# GOAL
Please print exactly the lines running from the one that contains "Enumerate this screenshot's" to the end of the data, with both lines included.

[Stored dataset items]
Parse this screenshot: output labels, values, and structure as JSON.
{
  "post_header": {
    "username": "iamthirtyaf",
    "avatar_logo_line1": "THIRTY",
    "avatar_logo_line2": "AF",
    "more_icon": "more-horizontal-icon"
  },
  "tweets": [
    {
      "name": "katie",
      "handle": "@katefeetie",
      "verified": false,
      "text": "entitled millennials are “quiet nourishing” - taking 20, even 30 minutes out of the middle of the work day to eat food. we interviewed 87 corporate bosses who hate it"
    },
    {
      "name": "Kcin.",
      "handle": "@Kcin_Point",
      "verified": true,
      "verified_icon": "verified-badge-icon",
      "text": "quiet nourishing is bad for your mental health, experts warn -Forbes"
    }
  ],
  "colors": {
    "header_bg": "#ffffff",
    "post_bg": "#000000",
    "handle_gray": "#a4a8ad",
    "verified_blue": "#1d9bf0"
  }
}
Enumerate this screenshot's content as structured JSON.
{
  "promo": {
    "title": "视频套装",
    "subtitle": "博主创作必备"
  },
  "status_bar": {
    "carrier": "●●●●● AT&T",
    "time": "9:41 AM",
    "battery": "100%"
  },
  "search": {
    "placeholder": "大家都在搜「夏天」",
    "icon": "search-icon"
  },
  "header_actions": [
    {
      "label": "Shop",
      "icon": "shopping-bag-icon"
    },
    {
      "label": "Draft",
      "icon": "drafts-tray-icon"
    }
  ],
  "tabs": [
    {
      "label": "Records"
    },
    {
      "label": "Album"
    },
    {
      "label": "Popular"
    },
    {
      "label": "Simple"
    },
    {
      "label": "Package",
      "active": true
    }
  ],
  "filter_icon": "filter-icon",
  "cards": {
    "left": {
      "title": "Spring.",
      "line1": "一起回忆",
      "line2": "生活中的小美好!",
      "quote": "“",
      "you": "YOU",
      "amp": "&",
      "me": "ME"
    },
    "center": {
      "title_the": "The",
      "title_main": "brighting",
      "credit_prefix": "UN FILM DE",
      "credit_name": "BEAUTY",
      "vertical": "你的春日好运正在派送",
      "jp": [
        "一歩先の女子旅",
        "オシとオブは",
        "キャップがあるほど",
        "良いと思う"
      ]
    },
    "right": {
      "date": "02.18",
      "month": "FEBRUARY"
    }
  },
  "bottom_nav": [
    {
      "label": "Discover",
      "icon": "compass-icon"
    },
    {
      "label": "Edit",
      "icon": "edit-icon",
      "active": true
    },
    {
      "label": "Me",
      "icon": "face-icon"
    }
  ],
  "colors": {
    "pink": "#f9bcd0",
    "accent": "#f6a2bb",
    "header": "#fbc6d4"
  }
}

# EXERCISE SOLUTION
Enumerate this screenshot's content as structured JSON.
{
  "promo": {
    "title": "视频套装",
    "subtitle": "博主创作必备"
  },
  "status_bar": {
    "carrier": "●●●●● AT&T",
    "time": "9:41 AM",
    "battery": "100%"
  },
  "search": {
    "placeholder": "大家都在搜「夏天」",
    "icon": "search-icon"
  },
  "header_actions": [
    {
      "label": "Shop",
      "icon": "shopping-bag-icon"
    },
    {
      "label": "Draft",
      "icon": "drafts-tray-icon"
    }
  ],
  "tabs": [
    {
      "label": "Records"
    },
    {
      "label": "Album"
    },
    {
      "label": "Popular"
    },
    {
      "label": "Simple"
    },
    {
      "label": "Package",
      "active": true
    }
  ],
  "filter_icon": "filter-icon",
  "cards": {
    "left": {
      "title": "Spring.",
      "line1": "一起回忆",
      "line2": "生活中的小美好!",
      "quote": "“",
      "you": "YOU",
      "amp": "&",
      "me": "ME"
    },
    "center": {
      "title_the": "The",
      "title_main": "brighting",
      "credit_prefix": "UN FILM DE",
      "credit_name": "BEAUTY",
      "vertical": "你的春日好运正在派送",
      "jp": [
        "一歩先の女子旅",
        "オシとオブは",
        "キャップがあるほど",
        "良いと思う"
      ]
    },
    "right": {
      "date": "02.18",
      "month": "FEBRUARY"
    }
  },
  "bottom_nav": [
    {
      "label": "Discover",
      "icon": "compass-icon"
    },
    {
      "label": "Edit",
      "icon": "edit-icon",
      "active": true
    },
    {
      "label": "Me",
      "icon": "face-icon"
    }
  ],
  "colors": {
    "pink": "#f9bcd0",
    "accent": "#f6a2bb",
    "header": "#fbc6d4"
  }
}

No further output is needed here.